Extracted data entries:
★ ★ ★ ★ ★

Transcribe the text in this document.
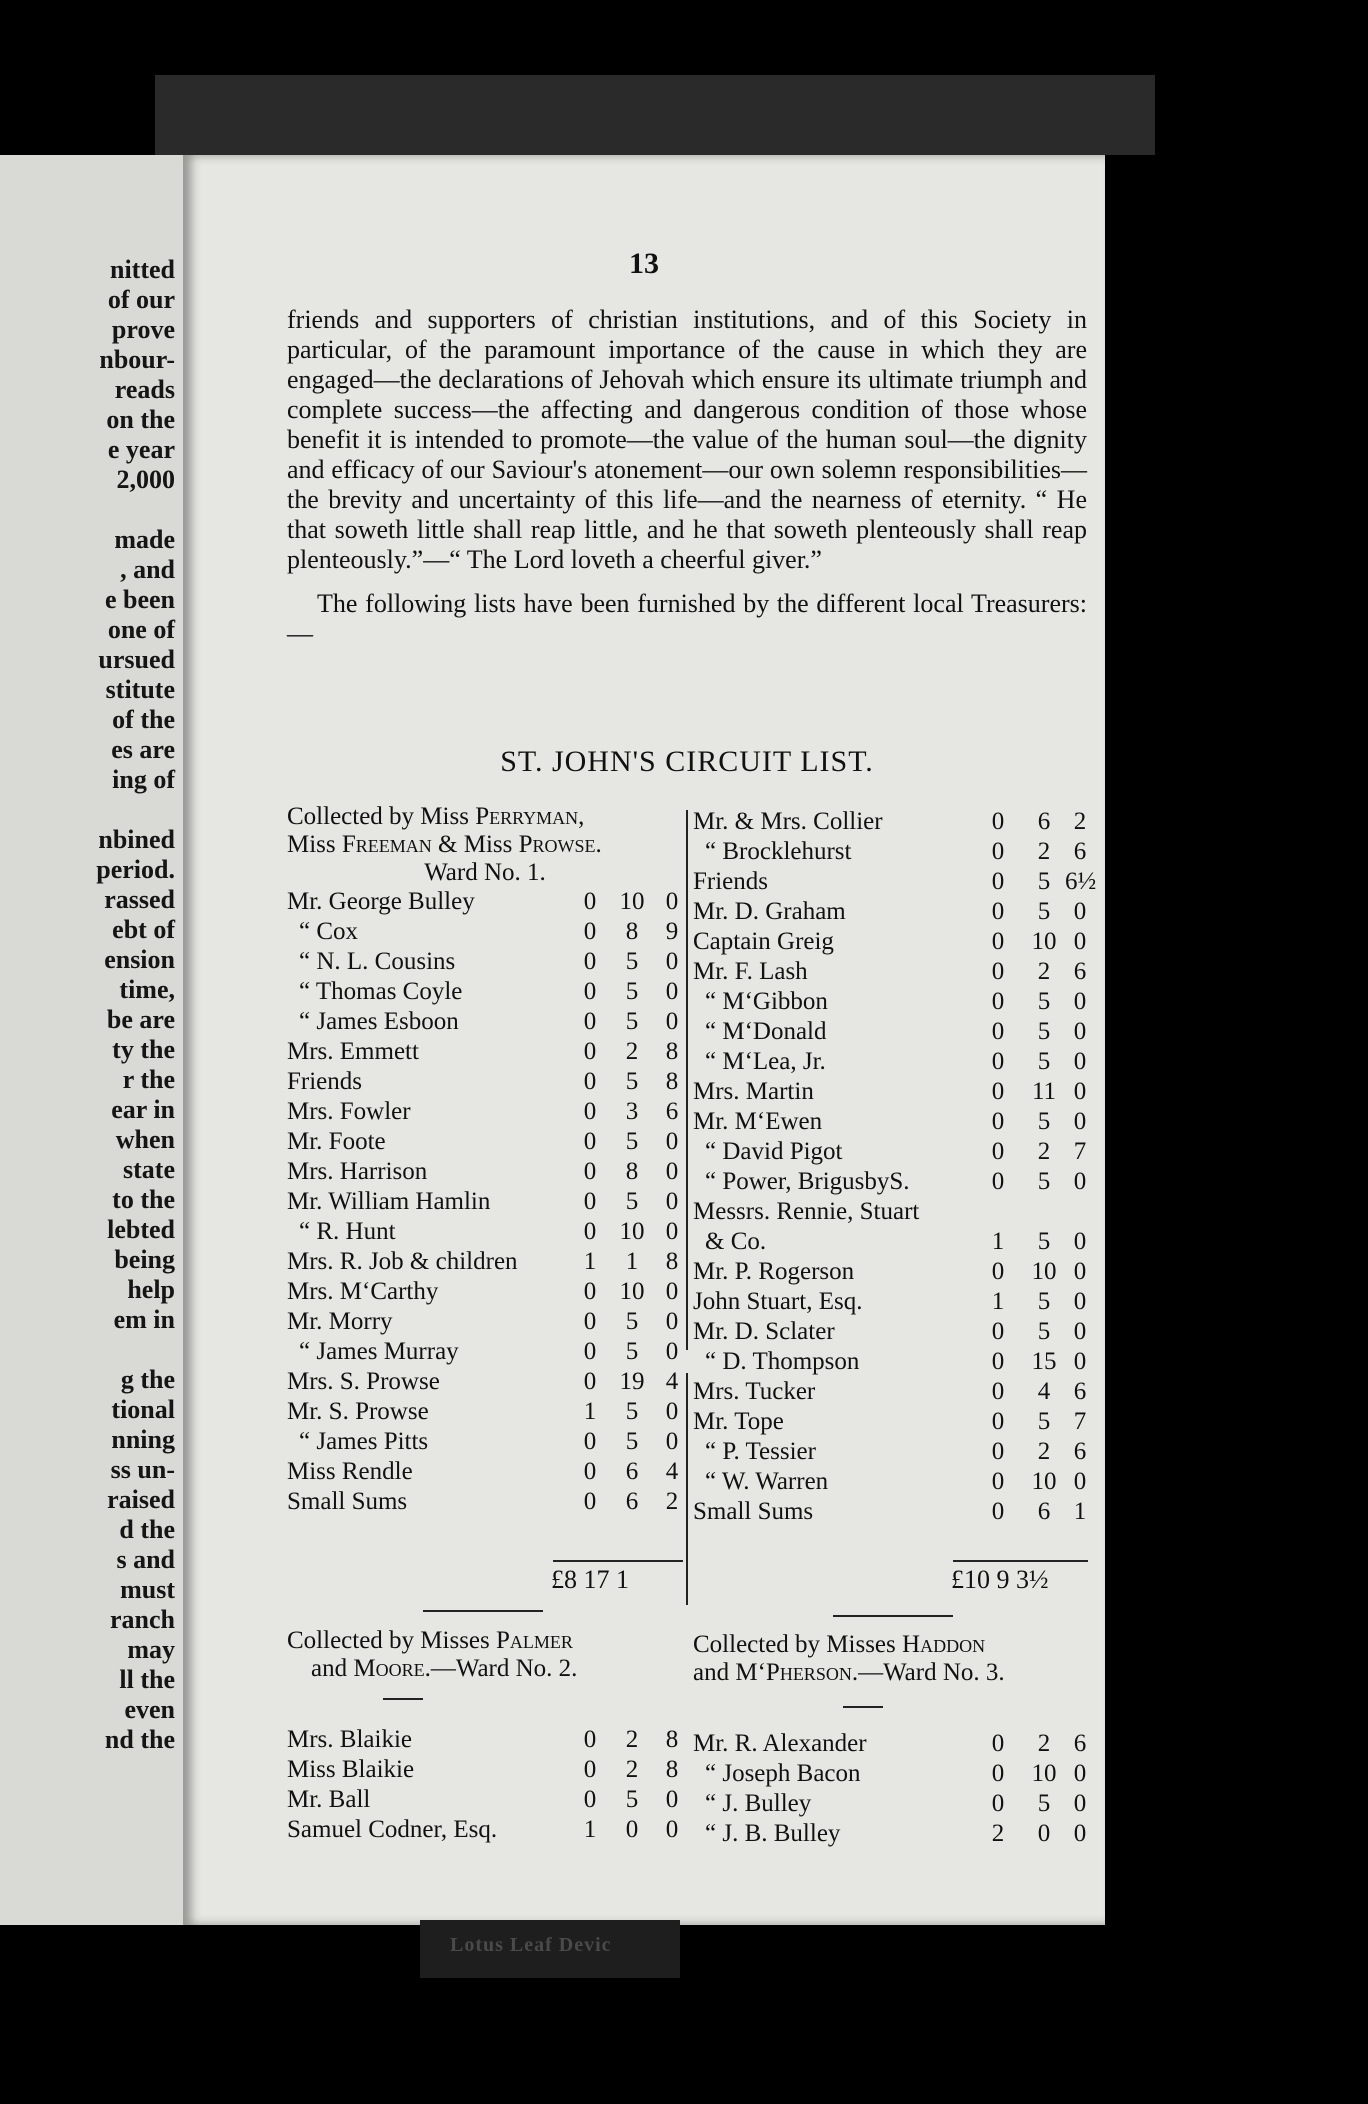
nitted
of our
prove
nbour-
reads
on the
e year
2,000
made
, and
e been
one of
ursued
stitute
of the
es are
ing of
nbined
period.
rassed
ebt of
ension
time,
be are
ty the
r the
ear in
when
state
to the
lebted
being
help
em in
g the
tional
nning
ss un-
raised
d the
s and
must
ranch
may
ll the
even
nd the
13

friends and supporters of christian institutions, and of this Society in particular, of the paramount importance of the cause in which they are engaged—the declarations of Jehovah which ensure its ultimate triumph and complete success—the affecting and dangerous condition of those whose benefit it is intended to promote—the value of the human soul—the dignity and efficacy of our Saviour's atonement—our own solemn responsibilities—the brevity and uncertainty of this life—and the nearness of eternity. “ He that soweth little shall reap little, and he that soweth plenteously shall reap plenteously.”—“ The Lord loveth a cheerful giver.”

The following lists have been furnished by the different local Treasurers:—

ST. JOHN'S CIRCUIT LIST.
Collected by Miss Perryman,
Miss Freeman & Miss Prowse.
Ward No. 1.
Mr. George Bulley	0 10 0
“ Cox	0	8	9
“ N. L. Cousins	0	5	0
“ Thomas Coyle	0	5	0
“ James Esboon	0	5	0
Mrs. Emmett	0	2	8
Friends	0	5	8
Mrs. Fowler	0	3	6
Mr. Foote	0	5	0
Mrs. Harrison	0	8	0
Mr. William Hamlin	0	5	0
“ R. Hunt	0 10 0
Mrs. R. Job & children	1	1	8
Mrs. M‘Carthy	0 10 0
Mr. Morry	0	5	0
“ James Murray	0	5	0
Mrs. S. Prowse	0 19 4
Mr. S. Prowse	1	5	0
“ James Pitts	0	5	0
Miss Rendle	0	6	4
Small Sums	0	6	2
£8 17 1
Mr. & Mrs. Collier	0	6 2
“ Brocklehurst	0	2 6
Friends	0	5 6½
Mr. D. Graham	0	5 0
Captain Greig	0	10 0
Mr. F. Lash	0	2 6
“ M‘Gibbon	0	5 0
“ M‘Donald	0	5 0
“ M‘Lea, Jr.	0	5 0
Mrs. Martin	0	11 0
Mr. M‘Ewen	0	5 0
“ David Pigot	0	2 7
“ Power, BrigusbyS.	0	5 0
Messrs. Rennie, Stuart
& Co.	1	5 0
Mr. P. Rogerson	0	10 0
John Stuart, Esq.	1	5 0
Mr. D. Sclater	0	5 0
“ D. Thompson	0	15 0
Mrs. Tucker	0	4 6
Mr. Tope	0	5 7
“ P. Tessier	0	2 6
“ W. Warren	0	10 0
Small Sums	0	6 1
£10 9 3½
Collected by Misses Palmer
and Moore.—Ward No. 2.
Mrs. Blaikie	0	2	8
Miss Blaikie	0	2	8
Mr. Ball	0	5	0
Samuel Codner, Esq.	1	0	0
Collected by Misses Haddon
and M‘Pherson.—Ward No. 3.
Mr. R. Alexander	0	2 6
“ Joseph Bacon	0	10 0
“ J. Bulley	0	5 0
“ J. B. Bulley	2	0 0
Lotus Leaf Devic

★ ★ ★ ★ ★

### WRITTEN REQUEST
Take the entries shown above and quote them verbatim, passing over the pictures.

### SOLUTION FOR THIS TASK
Transcribe the text in this document.
nitted
of our
prove
nbour-
reads
on the
e year
2,000
made
, and
e been
one of
ursued
stitute
of the
es are
ing of
nbined
period.
rassed
ebt of
ension
time,
be are
ty the
r the
ear in
when
state
to the
lebted
being
help
em in
g the
tional
nning
ss un-
raised
d the
s and
must
ranch
may
ll the
even
nd the
13

friends and supporters of christian institutions, and of this Society in particular, of the paramount importance of the cause in which they are engaged—the declarations of Jehovah which ensure its ultimate triumph and complete success—the affecting and dangerous condition of those whose benefit it is intended to promote—the value of the human soul—the dignity and efficacy of our Saviour's atonement—our own solemn responsibilities—the brevity and uncertainty of this life—and the nearness of eternity. “ He that soweth little shall reap little, and he that soweth plenteously shall reap plenteously.”—“ The Lord loveth a cheerful giver.”

The following lists have been furnished by the different local Treasurers:—

ST. JOHN'S CIRCUIT LIST.
Collected by Miss Perryman,
Miss Freeman & Miss Prowse.
Ward No. 1.
Mr. George Bulley	0 10 0
“ Cox	0	8	9
“ N. L. Cousins	0	5	0
“ Thomas Coyle	0	5	0
“ James Esboon	0	5	0
Mrs. Emmett	0	2	8
Friends	0	5	8
Mrs. Fowler	0	3	6
Mr. Foote	0	5	0
Mrs. Harrison	0	8	0
Mr. William Hamlin	0	5	0
“ R. Hunt	0 10 0
Mrs. R. Job & children	1	1	8
Mrs. M‘Carthy	0 10 0
Mr. Morry	0	5	0
“ James Murray	0	5	0
Mrs. S. Prowse	0 19 4
Mr. S. Prowse	1	5	0
“ James Pitts	0	5	0
Miss Rendle	0	6	4
Small Sums	0	6	2
£8 17 1
Mr. & Mrs. Collier	0	6 2
“ Brocklehurst	0	2 6
Friends	0	5 6½
Mr. D. Graham	0	5 0
Captain Greig	0	10 0
Mr. F. Lash	0	2 6
“ M‘Gibbon	0	5 0
“ M‘Donald	0	5 0
“ M‘Lea, Jr.	0	5 0
Mrs. Martin	0	11 0
Mr. M‘Ewen	0	5 0
“ David Pigot	0	2 7
“ Power, BrigusbyS.	0	5 0
Messrs. Rennie, Stuart
& Co.	1	5 0
Mr. P. Rogerson	0	10 0
John Stuart, Esq.	1	5 0
Mr. D. Sclater	0	5 0
“ D. Thompson	0	15 0
Mrs. Tucker	0	4 6
Mr. Tope	0	5 7
“ P. Tessier	0	2 6
“ W. Warren	0	10 0
Small Sums	0	6 1
£10 9 3½
Collected by Misses Palmer
and Moore.—Ward No. 2.
Mrs. Blaikie	0	2	8
Miss Blaikie	0	2	8
Mr. Ball	0	5	0
Samuel Codner, Esq.	1	0	0
Collected by Misses Haddon
and M‘Pherson.—Ward No. 3.
Mr. R. Alexander	0	2 6
“ Joseph Bacon	0	10 0
“ J. Bulley	0	5 0
“ J. B. Bulley	2	0 0
Lotus Leaf Devic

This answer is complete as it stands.